### Supplied material
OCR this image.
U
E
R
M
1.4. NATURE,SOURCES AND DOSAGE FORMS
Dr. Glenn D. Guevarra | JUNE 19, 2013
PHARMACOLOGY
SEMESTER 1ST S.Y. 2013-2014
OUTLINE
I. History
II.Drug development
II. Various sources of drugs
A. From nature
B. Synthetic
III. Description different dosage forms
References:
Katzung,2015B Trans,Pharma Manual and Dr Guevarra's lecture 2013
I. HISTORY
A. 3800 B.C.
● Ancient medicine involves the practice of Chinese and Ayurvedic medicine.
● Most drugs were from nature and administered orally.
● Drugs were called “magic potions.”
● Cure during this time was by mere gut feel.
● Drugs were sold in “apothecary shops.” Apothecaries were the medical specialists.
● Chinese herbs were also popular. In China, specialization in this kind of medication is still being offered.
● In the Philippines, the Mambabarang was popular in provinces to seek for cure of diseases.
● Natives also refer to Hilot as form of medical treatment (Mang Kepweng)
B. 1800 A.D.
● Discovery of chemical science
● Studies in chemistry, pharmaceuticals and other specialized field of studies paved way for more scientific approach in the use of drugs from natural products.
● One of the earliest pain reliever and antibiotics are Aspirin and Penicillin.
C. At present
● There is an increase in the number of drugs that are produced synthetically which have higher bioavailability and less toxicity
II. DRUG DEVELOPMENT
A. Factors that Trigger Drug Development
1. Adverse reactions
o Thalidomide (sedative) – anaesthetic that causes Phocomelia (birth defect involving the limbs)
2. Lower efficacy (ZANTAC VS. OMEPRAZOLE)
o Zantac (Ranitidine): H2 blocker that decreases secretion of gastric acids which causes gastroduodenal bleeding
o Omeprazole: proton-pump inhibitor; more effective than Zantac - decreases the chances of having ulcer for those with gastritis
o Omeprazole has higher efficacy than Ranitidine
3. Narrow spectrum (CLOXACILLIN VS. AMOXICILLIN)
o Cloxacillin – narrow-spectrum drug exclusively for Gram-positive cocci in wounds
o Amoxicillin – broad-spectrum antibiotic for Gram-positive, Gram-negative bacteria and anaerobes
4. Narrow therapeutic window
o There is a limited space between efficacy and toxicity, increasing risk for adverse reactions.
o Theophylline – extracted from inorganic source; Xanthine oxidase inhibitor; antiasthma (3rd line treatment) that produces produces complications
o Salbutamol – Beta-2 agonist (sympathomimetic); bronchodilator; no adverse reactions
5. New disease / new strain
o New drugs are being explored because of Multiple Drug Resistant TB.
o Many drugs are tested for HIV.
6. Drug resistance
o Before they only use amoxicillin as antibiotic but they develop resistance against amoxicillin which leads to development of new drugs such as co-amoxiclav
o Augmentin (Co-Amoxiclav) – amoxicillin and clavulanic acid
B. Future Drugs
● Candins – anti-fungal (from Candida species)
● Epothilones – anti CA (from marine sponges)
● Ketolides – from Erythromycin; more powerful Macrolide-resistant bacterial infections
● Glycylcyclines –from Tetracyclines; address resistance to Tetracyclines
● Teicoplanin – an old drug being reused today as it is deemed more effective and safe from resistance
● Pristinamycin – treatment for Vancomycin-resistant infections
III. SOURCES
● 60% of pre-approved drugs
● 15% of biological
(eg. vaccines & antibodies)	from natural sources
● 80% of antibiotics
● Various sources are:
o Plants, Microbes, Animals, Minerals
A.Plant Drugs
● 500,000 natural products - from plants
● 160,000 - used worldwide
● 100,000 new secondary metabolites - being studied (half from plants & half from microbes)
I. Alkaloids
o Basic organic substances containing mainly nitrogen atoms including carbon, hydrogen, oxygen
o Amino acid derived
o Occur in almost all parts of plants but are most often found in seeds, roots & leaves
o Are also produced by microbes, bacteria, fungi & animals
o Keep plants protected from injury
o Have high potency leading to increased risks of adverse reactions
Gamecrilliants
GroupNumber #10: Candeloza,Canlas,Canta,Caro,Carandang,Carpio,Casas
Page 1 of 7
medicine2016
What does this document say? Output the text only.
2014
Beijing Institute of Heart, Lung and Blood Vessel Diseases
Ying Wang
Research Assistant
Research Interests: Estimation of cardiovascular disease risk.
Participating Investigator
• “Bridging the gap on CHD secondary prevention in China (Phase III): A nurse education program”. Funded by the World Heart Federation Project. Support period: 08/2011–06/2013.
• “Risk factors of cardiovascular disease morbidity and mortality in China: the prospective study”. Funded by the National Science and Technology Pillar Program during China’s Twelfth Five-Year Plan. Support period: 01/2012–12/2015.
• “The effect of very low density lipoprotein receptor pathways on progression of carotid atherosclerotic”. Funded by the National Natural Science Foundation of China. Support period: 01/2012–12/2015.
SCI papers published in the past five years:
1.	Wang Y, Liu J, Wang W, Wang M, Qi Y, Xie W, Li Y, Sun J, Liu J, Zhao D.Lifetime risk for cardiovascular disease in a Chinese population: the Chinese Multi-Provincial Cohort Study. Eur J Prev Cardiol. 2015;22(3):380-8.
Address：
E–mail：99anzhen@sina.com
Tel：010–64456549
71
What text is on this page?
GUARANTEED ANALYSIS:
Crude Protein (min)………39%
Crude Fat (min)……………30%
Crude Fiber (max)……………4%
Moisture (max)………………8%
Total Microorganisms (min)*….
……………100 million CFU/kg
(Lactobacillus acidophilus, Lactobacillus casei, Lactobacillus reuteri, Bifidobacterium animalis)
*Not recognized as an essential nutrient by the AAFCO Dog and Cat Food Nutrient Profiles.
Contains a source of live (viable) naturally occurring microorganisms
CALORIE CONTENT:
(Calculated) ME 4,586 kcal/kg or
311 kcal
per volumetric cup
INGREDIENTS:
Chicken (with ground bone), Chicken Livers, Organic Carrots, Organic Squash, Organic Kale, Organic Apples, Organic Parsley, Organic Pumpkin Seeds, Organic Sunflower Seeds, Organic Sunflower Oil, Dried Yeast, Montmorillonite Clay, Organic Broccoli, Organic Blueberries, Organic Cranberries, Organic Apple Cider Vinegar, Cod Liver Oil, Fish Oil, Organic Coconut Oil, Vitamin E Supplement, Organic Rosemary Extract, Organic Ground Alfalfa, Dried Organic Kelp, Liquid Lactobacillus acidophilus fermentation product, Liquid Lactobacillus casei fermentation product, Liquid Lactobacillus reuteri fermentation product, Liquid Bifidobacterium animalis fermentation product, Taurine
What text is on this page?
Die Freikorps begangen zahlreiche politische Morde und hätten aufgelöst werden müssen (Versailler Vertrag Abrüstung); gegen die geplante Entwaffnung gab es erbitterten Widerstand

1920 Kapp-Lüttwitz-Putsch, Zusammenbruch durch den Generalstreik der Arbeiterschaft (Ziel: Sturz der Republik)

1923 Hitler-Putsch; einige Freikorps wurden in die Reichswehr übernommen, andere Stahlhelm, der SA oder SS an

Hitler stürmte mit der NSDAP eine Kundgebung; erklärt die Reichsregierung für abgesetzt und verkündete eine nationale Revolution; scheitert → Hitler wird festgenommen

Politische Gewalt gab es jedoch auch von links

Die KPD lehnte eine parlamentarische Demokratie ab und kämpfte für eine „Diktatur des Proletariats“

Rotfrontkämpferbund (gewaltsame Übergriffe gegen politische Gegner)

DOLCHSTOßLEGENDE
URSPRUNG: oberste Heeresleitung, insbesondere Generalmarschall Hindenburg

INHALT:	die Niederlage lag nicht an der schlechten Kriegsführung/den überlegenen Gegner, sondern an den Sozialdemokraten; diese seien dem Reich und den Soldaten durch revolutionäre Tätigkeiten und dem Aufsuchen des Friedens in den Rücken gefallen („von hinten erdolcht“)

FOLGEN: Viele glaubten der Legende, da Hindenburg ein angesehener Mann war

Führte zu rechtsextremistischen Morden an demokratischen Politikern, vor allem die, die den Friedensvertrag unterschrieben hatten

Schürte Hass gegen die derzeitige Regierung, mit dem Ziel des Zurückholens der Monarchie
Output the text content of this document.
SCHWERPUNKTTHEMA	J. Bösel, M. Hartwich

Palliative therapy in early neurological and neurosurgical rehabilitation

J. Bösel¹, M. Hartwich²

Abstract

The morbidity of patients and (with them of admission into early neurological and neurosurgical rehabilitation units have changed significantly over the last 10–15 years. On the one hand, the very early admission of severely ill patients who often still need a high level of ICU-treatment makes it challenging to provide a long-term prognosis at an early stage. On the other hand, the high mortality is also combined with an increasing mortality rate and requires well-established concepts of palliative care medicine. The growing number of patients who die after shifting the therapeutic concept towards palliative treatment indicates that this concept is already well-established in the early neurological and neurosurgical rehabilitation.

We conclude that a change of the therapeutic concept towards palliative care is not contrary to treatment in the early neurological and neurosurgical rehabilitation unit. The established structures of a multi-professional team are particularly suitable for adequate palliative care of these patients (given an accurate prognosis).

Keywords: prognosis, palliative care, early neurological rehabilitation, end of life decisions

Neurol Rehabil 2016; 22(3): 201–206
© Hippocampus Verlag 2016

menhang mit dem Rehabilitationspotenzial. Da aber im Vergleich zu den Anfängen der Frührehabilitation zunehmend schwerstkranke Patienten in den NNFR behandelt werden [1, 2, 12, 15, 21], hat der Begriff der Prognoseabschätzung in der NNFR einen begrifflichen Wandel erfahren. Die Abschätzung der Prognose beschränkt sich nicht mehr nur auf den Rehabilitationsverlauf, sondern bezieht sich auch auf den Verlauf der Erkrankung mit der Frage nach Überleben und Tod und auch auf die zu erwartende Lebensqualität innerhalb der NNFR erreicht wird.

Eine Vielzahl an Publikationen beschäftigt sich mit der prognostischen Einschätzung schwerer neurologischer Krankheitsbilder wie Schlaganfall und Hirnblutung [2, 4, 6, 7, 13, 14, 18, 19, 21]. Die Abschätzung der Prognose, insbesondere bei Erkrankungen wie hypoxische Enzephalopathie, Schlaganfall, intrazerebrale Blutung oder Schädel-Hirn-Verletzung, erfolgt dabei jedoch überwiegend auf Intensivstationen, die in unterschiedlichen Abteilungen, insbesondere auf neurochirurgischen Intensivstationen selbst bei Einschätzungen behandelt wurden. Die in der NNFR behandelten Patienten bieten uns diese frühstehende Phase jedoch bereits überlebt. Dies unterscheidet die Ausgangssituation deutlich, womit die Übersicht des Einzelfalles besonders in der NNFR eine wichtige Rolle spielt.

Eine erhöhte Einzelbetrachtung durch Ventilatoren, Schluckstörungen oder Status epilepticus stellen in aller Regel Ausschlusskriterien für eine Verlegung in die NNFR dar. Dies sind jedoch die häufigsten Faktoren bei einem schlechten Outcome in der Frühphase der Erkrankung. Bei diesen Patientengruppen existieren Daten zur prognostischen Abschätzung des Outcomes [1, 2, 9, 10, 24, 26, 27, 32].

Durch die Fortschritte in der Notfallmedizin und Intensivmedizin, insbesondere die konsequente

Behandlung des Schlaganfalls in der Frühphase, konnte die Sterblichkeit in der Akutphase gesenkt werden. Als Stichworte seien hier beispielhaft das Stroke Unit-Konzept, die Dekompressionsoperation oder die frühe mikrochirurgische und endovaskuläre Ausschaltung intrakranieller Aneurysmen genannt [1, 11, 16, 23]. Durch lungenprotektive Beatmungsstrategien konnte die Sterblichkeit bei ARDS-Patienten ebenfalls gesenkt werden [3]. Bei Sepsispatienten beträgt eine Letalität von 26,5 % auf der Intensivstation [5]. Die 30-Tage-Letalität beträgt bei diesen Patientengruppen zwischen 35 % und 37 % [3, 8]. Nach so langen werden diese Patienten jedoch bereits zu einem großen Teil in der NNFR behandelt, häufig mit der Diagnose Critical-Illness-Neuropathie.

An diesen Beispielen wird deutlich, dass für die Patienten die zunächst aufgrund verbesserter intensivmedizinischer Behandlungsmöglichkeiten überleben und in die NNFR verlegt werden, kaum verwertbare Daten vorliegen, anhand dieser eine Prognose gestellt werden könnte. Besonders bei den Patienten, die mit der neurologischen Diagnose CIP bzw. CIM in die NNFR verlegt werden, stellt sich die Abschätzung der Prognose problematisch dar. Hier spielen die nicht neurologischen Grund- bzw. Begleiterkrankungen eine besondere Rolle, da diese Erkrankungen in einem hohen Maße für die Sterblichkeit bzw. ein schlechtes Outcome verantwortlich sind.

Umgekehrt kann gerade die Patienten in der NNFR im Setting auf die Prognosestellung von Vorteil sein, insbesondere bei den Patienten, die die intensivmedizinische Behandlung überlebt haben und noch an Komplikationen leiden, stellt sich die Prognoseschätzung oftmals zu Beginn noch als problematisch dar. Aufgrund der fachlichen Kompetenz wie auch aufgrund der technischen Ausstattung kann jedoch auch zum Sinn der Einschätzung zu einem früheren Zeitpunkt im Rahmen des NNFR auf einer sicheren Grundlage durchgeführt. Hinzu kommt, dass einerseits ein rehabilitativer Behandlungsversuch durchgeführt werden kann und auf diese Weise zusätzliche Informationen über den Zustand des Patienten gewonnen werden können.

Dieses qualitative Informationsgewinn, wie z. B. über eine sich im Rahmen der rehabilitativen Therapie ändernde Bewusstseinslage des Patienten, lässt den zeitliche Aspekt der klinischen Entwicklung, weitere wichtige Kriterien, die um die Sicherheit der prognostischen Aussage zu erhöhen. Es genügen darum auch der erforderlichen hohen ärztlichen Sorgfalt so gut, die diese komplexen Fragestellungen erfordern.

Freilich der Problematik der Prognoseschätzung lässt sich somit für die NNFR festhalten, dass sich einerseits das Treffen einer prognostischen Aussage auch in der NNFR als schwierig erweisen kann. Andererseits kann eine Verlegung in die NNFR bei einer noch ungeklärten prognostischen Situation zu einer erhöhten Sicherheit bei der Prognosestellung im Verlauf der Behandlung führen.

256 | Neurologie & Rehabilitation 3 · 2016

### Goal of the exercise
Work out the number of lines in the listing above that hold the string "Verlegung". Reply with that number only.

### Output of the task
2